◆ Work to be completed ◆
Could you transcribe every record below exactly as written, leaving out any pictures?
#### Extracted data ####
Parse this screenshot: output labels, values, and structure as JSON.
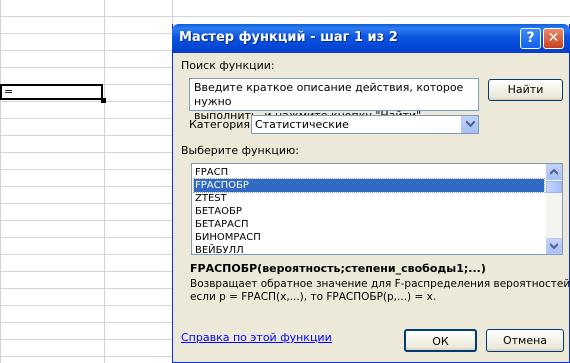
{
  "spreadsheet": {
    "active_cell_value": "="
  },
  "dialog": {
    "title": "Мастер функций - шаг 1 из 2",
    "help_button": "?",
    "close_button": "✕",
    "search_label": "Поиск функции:",
    "search_value": "Введите краткое описание действия, которое нужно выполнить, и нажмите кнопку \"Найти\"",
    "search_value_line1": "Введите краткое описание действия, которое нужно",
    "search_value_line2": "выполнить, и нажмите кнопку \"Найти\"",
    "find_button": "Найти",
    "category_label": "Категория:",
    "category_value": "Статистические",
    "function_list_label": "Выберите функцию:",
    "functions": [
      "FРАСП",
      "FРАСПОБР",
      "ZTEST",
      "БЕТАОБР",
      "БЕТАРАСП",
      "БИНОМРАСП",
      "ВЕЙБУЛЛ"
    ],
    "selected_index": 1,
    "signature": "FРАСПОБР(вероятность;степени_свободы1;...)",
    "description_line1": "Возвращает обратное значение для F-распределения вероятностей:",
    "description_line2": "если p = FРАСП(x,...), то FРАСПОБР(p,...) = x.",
    "help_link": "Справка по этой функции",
    "ok_button": "ОК",
    "cancel_button": "Отмена"
  }
}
####
◆ Reply ◆
Parse this screenshot: output labels, values, and structure as JSON.
{
  "spreadsheet": {
    "active_cell_value": "="
  },
  "dialog": {
    "title": "Мастер функций - шаг 1 из 2",
    "help_button": "?",
    "close_button": "✕",
    "search_label": "Поиск функции:",
    "search_value": "Введите краткое описание действия, которое нужно выполнить, и нажмите кнопку \"Найти\"",
    "search_value_line1": "Введите краткое описание действия, которое нужно",
    "search_value_line2": "выполнить, и нажмите кнопку \"Найти\"",
    "find_button": "Найти",
    "category_label": "Категория:",
    "category_value": "Статистические",
    "function_list_label": "Выберите функцию:",
    "functions": [
      "FРАСП",
      "FРАСПОБР",
      "ZTEST",
      "БЕТАОБР",
      "БЕТАРАСП",
      "БИНОМРАСП",
      "ВЕЙБУЛЛ"
    ],
    "selected_index": 1,
    "signature": "FРАСПОБР(вероятность;степени_свободы1;...)",
    "description_line1": "Возвращает обратное значение для F-распределения вероятностей:",
    "description_line2": "если p = FРАСП(x,...), то FРАСПОБР(p,...) = x.",
    "help_link": "Справка по этой функции",
    "ok_button": "ОК",
    "cancel_button": "Отмена"
  }
}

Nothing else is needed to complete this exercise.